** START THE RECORDS **

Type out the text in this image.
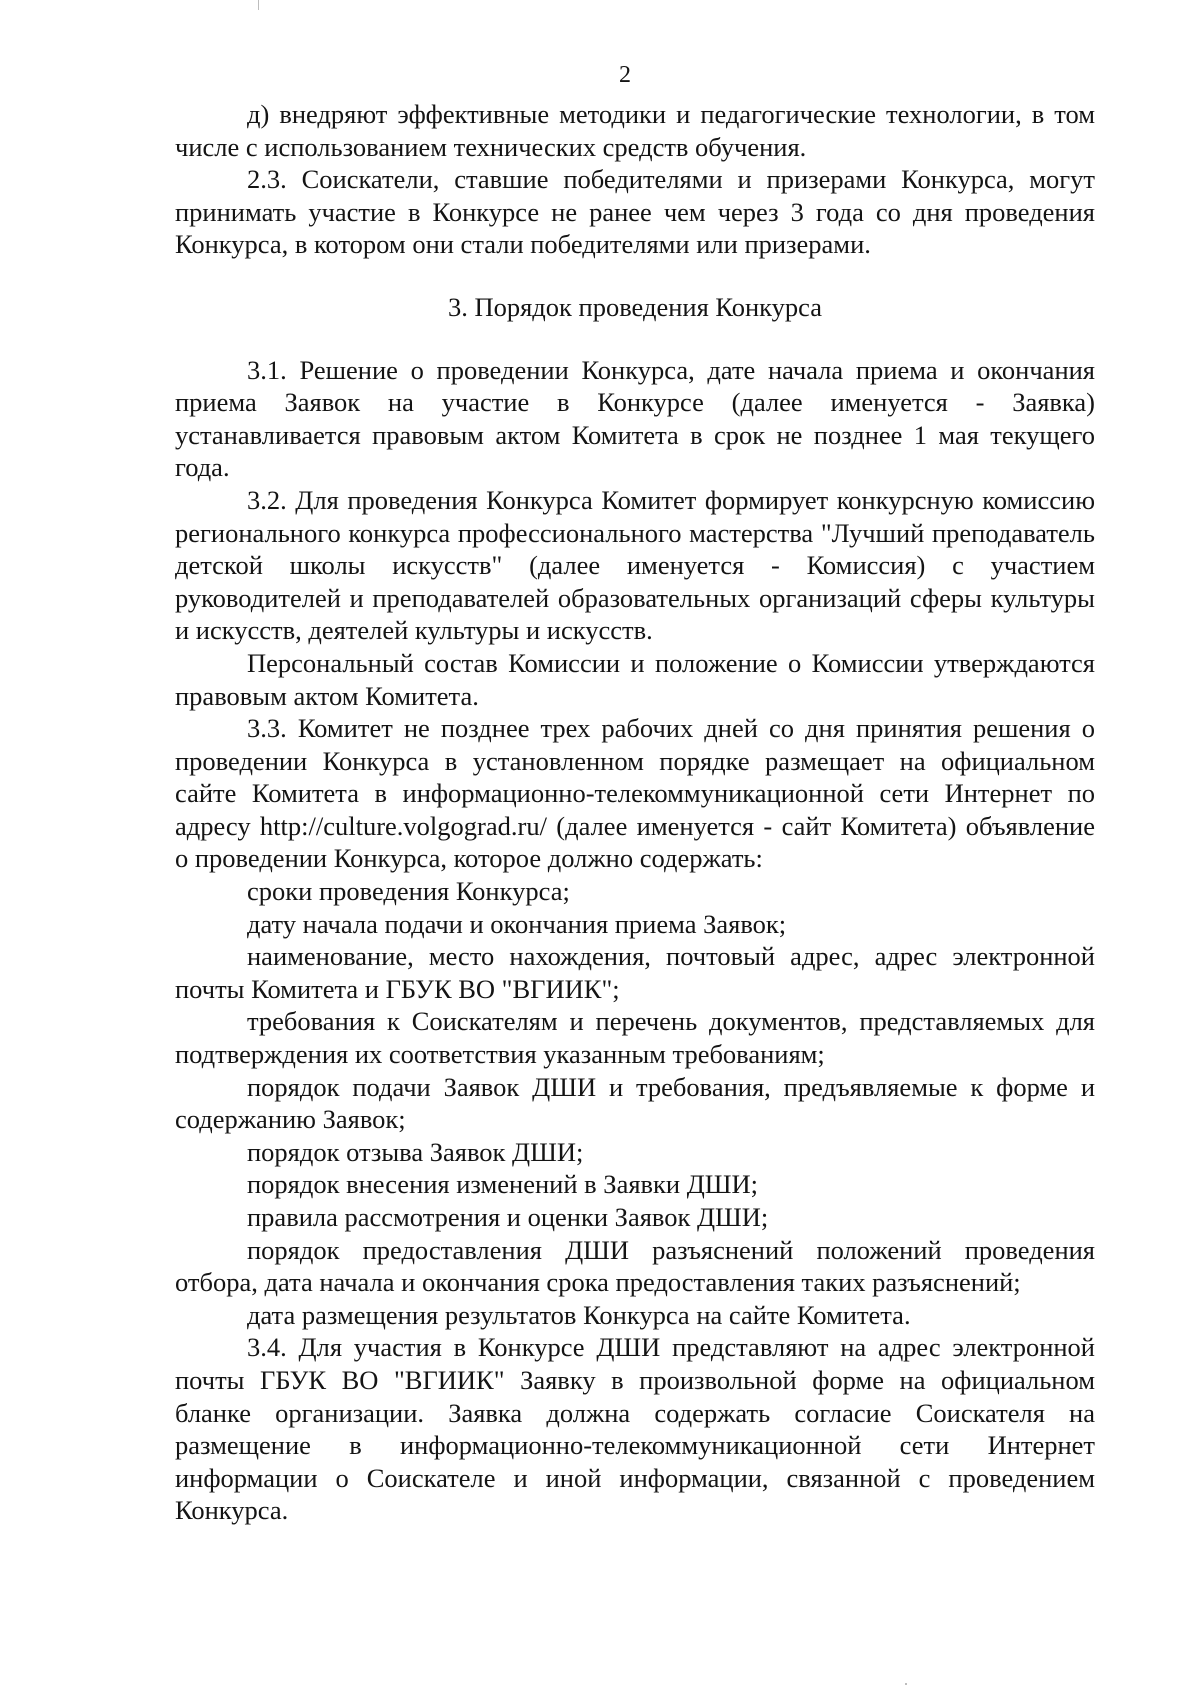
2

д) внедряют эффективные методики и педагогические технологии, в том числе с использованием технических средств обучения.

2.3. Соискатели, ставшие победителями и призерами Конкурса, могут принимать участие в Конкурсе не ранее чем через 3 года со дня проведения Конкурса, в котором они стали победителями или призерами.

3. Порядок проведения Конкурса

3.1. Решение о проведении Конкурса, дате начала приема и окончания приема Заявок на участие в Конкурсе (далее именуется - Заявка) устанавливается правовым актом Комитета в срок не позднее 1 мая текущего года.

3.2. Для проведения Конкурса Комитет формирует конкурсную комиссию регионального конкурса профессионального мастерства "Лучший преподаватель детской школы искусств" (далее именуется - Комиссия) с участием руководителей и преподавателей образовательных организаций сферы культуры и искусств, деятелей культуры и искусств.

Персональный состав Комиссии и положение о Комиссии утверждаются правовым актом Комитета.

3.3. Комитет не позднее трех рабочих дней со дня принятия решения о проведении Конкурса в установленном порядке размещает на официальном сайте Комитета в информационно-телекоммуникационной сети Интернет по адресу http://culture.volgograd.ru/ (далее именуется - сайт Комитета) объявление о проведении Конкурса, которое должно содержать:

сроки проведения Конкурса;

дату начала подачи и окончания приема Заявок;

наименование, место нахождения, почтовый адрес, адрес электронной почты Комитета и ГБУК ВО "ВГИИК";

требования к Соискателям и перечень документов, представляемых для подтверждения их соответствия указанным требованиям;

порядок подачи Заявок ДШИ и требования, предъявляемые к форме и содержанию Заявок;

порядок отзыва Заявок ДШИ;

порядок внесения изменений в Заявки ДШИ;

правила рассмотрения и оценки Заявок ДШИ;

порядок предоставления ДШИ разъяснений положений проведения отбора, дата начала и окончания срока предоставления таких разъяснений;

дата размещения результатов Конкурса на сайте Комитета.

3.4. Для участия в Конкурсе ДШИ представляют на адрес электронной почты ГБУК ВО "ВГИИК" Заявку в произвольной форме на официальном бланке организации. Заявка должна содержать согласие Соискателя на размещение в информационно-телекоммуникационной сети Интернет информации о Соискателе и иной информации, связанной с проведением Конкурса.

** END THE RECORDS **
** START THE RECORDS **

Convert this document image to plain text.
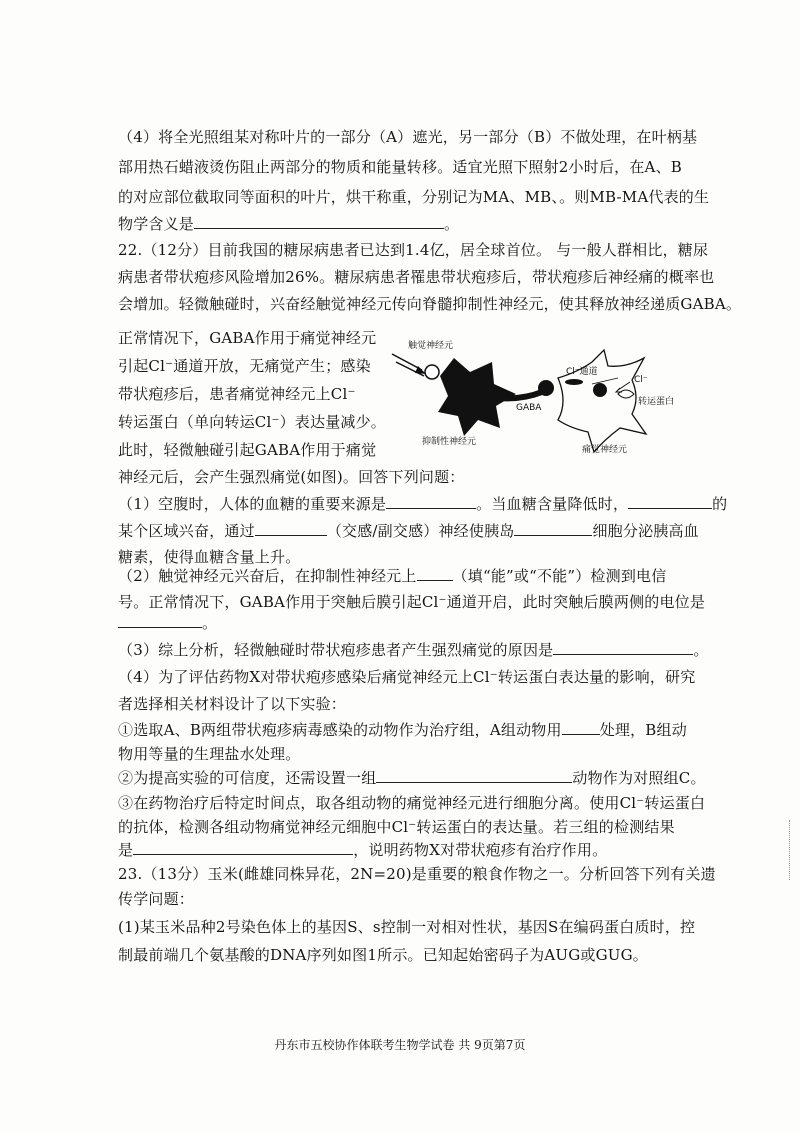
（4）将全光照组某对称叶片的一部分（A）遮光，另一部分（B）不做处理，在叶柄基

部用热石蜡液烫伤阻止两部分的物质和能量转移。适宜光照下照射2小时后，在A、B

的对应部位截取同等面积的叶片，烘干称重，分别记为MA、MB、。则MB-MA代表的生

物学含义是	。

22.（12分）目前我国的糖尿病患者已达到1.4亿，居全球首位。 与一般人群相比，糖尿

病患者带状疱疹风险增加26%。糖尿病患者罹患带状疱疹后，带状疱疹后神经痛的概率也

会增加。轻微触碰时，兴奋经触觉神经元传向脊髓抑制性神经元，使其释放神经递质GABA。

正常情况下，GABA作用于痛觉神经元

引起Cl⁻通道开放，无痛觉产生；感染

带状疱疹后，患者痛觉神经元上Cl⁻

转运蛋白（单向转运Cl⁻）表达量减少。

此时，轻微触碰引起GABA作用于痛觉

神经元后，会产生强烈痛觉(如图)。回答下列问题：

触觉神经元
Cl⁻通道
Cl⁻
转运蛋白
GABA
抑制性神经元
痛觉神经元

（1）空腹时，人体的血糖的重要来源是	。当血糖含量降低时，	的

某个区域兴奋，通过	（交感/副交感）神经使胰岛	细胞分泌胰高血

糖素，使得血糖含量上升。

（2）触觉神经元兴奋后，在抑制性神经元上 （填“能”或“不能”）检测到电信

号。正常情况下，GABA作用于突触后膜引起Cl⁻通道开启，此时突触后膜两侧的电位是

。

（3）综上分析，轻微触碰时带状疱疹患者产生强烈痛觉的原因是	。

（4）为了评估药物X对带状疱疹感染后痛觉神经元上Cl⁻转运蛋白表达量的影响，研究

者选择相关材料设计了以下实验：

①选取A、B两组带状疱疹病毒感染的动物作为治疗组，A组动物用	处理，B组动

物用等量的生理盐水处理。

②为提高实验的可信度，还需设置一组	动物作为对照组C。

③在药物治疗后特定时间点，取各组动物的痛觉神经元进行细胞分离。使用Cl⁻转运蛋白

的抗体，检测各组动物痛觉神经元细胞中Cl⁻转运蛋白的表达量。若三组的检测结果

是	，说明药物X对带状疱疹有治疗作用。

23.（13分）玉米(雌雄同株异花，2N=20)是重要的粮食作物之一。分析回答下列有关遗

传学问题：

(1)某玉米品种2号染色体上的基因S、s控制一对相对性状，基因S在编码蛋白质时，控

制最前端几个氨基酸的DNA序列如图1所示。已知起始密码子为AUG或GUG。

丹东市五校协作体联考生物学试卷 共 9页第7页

** END THE RECORDS **
** START THE RECORDS **

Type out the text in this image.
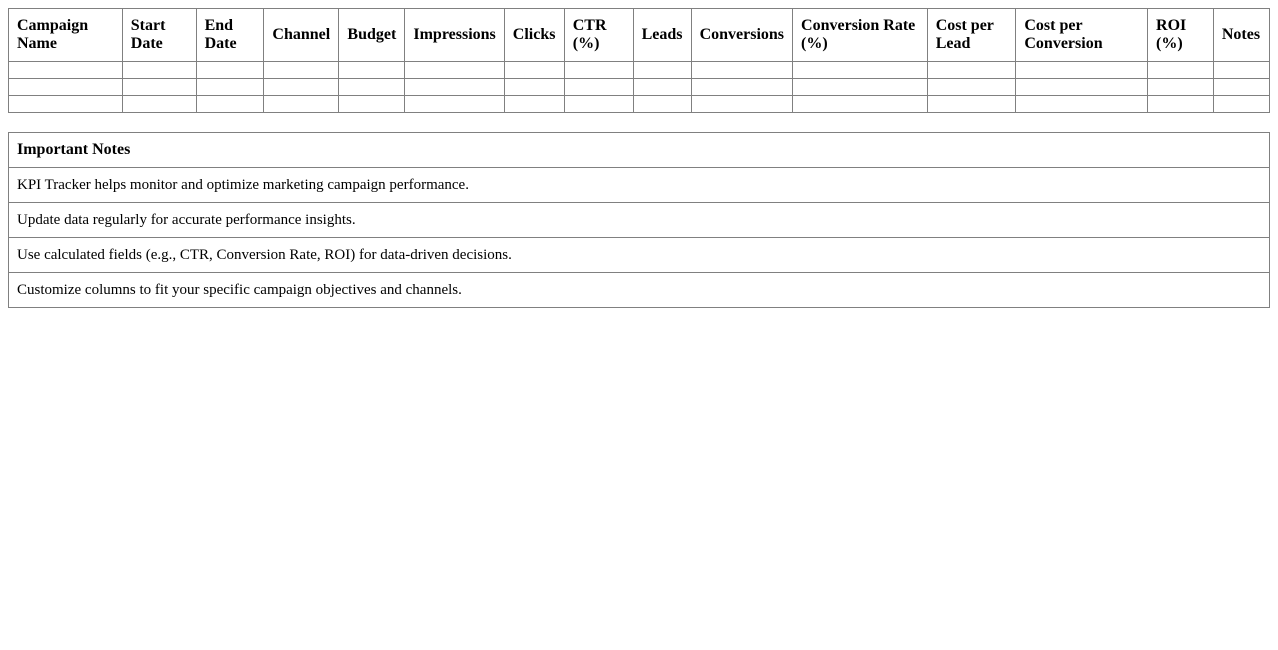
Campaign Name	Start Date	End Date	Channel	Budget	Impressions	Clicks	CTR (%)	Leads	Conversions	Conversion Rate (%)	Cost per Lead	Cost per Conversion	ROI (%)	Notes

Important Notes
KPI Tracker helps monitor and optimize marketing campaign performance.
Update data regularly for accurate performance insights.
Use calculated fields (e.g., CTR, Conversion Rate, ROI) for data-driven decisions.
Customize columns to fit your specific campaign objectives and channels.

** END THE RECORDS **

PROBLEM DETAILS: Working from the material above, state how many lines contain "ГБУК"; give only the number.

OUTPUT: 2